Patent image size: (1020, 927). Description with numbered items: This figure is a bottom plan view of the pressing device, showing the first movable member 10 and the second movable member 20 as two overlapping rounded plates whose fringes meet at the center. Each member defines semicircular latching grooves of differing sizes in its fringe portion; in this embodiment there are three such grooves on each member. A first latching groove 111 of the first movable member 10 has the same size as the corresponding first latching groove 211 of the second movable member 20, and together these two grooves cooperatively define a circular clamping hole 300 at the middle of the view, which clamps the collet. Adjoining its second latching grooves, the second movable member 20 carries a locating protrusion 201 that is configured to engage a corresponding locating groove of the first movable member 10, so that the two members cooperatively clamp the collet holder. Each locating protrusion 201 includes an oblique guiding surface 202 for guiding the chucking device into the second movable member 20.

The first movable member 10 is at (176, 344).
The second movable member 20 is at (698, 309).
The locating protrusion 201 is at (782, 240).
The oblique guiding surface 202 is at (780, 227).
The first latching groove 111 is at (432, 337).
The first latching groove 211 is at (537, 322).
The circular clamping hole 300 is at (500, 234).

**EXERCISE TASK:** Return every line of the rows above verbatim, with nothing added or changed.

**RESULT FOR THIS TASK:**
Patent image size: (1020, 927). Description with numbered items: This figure is a bottom plan view of the pressing device, showing the first movable member 10 and the second movable member 20 as two overlapping rounded plates whose fringes meet at the center. Each member defines semicircular latching grooves of differing sizes in its fringe portion; in this embodiment there are three such grooves on each member. A first latching groove 111 of the first movable member 10 has the same size as the corresponding first latching groove 211 of the second movable member 20, and together these two grooves cooperatively define a circular clamping hole 300 at the middle of the view, which clamps the collet. Adjoining its second latching grooves, the second movable member 20 carries a locating protrusion 201 that is configured to engage a corresponding locating groove of the first movable member 10, so that the two members cooperatively clamp the collet holder. Each locating protrusion 201 includes an oblique guiding surface 202 for guiding the chucking device into the second movable member 20.

The first movable member 10 is at (176, 344).
The second movable member 20 is at (698, 309).
The locating protrusion 201 is at (782, 240).
The oblique guiding surface 202 is at (780, 227).
The first latching groove 111 is at (432, 337).
The first latching groove 211 is at (537, 322).
The circular clamping hole 300 is at (500, 234).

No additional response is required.